[A block of data]

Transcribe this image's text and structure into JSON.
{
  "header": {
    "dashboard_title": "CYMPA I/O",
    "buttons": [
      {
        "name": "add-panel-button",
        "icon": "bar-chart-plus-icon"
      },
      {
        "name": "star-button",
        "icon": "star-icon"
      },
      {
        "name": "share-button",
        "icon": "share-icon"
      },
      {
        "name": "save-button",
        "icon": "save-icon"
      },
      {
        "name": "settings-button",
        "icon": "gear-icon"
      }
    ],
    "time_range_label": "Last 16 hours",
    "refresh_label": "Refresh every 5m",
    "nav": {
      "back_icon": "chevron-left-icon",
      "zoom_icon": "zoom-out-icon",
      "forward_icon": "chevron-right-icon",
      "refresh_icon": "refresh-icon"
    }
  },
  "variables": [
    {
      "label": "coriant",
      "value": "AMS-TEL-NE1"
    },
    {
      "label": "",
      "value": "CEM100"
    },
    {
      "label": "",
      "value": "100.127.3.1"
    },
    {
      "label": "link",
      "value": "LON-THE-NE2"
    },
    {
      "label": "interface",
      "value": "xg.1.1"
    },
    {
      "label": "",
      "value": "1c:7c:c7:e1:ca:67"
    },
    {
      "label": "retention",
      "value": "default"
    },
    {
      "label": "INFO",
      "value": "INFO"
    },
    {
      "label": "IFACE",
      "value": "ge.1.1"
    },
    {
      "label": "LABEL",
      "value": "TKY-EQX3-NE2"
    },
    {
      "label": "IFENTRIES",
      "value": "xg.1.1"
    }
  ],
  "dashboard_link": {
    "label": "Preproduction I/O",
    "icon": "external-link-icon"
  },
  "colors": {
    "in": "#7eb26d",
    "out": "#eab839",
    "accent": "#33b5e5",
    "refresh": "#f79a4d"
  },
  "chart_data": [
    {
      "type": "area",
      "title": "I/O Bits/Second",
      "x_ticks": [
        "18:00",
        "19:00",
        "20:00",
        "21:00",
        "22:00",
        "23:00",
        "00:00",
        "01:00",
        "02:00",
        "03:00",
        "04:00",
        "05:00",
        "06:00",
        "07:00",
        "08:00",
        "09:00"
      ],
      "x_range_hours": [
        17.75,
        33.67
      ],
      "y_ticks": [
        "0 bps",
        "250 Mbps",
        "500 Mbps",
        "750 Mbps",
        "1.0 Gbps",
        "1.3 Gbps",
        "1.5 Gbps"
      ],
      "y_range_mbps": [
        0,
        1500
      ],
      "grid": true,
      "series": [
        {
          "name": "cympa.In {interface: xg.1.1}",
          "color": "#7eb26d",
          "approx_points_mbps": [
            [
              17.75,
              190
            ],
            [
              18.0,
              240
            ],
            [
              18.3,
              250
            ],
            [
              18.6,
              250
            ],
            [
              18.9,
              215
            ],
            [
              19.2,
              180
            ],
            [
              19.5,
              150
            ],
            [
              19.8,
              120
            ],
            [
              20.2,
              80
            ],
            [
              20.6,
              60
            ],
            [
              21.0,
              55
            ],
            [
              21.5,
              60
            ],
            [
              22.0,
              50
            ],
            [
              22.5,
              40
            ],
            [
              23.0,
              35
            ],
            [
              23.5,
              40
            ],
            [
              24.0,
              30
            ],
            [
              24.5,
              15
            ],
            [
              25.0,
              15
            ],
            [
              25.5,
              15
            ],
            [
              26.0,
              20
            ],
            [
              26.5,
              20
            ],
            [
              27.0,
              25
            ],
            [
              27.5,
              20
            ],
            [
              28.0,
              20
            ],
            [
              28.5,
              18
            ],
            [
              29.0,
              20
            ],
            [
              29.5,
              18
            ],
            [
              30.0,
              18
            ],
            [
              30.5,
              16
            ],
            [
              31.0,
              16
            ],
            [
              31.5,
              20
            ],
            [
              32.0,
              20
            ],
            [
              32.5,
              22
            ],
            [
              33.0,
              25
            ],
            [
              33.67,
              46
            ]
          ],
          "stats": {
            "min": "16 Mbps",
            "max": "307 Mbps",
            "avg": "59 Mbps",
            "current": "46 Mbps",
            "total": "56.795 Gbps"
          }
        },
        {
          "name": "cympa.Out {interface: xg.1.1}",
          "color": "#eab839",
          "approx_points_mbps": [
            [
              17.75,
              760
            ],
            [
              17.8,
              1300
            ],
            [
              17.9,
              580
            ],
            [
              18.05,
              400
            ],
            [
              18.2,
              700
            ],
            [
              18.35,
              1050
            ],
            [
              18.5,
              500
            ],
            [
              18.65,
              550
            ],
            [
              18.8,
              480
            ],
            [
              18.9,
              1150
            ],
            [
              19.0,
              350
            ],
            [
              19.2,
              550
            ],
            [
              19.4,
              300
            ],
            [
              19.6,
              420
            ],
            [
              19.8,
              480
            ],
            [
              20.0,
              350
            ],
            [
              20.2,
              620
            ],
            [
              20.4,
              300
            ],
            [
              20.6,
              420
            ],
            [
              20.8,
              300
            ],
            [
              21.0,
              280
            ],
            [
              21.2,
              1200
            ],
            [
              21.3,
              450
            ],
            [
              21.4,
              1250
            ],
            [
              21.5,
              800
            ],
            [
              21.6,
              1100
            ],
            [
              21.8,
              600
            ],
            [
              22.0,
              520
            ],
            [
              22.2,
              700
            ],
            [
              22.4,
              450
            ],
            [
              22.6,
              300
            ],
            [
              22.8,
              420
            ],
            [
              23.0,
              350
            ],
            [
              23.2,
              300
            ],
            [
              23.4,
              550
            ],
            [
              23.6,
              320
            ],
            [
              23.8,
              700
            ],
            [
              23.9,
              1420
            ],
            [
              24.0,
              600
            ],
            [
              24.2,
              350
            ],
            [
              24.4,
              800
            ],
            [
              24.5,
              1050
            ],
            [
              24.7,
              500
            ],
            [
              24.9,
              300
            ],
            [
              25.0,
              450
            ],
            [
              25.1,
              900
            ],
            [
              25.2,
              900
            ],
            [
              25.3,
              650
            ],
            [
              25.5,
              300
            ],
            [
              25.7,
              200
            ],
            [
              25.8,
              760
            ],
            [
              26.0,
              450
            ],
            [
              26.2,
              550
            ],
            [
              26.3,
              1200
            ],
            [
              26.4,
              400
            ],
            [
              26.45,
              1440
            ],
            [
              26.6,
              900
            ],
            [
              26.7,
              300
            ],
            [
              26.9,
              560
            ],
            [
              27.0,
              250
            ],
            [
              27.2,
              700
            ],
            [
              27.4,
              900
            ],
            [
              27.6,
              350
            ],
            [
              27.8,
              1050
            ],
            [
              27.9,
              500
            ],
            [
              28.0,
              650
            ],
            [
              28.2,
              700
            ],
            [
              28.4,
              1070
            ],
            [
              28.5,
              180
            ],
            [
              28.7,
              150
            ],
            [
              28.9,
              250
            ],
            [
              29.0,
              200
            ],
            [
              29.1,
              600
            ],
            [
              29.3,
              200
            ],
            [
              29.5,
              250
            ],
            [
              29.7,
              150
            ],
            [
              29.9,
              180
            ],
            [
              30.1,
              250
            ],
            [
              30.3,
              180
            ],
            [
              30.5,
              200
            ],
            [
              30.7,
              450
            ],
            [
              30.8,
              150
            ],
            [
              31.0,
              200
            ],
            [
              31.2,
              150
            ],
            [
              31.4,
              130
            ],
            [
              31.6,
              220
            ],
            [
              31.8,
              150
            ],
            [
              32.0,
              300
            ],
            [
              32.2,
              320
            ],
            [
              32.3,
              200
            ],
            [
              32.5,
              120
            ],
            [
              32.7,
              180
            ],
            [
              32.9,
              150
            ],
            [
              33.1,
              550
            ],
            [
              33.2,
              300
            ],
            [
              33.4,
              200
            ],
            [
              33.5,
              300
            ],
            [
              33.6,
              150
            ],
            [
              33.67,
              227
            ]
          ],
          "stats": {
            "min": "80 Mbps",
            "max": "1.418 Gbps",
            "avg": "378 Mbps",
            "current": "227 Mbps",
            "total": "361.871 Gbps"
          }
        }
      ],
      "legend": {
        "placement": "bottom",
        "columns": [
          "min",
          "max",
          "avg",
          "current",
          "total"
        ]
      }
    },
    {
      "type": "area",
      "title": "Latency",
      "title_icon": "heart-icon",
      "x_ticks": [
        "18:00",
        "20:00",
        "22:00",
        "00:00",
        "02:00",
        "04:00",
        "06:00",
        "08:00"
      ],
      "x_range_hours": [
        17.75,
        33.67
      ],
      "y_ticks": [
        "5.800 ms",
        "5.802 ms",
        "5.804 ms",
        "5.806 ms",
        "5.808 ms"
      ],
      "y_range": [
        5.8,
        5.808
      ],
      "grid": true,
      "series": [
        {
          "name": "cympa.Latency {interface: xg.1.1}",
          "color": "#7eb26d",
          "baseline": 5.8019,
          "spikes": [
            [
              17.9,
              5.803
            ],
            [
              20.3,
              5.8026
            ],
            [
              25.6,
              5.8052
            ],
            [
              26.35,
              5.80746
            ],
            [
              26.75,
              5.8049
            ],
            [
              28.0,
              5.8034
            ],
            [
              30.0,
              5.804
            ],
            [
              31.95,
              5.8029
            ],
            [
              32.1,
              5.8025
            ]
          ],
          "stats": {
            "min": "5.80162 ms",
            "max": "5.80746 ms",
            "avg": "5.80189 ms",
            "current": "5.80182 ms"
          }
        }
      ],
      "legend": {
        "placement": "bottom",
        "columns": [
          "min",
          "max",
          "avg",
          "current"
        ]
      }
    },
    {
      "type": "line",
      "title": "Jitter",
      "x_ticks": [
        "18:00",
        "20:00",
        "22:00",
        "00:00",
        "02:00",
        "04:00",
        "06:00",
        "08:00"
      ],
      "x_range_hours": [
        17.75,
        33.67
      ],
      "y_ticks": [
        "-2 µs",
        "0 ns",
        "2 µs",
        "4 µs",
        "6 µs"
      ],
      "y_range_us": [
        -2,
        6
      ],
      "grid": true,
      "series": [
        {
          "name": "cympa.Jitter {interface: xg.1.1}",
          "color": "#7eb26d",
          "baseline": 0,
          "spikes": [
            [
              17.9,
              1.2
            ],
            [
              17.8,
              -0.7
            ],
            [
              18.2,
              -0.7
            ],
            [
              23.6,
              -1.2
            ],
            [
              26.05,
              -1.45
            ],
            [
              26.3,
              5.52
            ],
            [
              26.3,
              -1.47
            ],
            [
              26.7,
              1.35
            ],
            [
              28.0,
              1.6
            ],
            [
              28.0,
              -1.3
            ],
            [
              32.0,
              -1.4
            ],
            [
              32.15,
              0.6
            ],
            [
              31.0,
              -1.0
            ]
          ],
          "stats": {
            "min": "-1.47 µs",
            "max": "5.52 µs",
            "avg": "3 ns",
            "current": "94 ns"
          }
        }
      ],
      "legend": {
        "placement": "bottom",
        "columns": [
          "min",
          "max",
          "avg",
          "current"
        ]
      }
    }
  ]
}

§ **EXERCISE**: Copy out every line with the word "Latency".

§ **RESPONSE TO THE TASK**:
      "title": "Latency",
          "name": "cympa.Latency {interface: xg.1.1}",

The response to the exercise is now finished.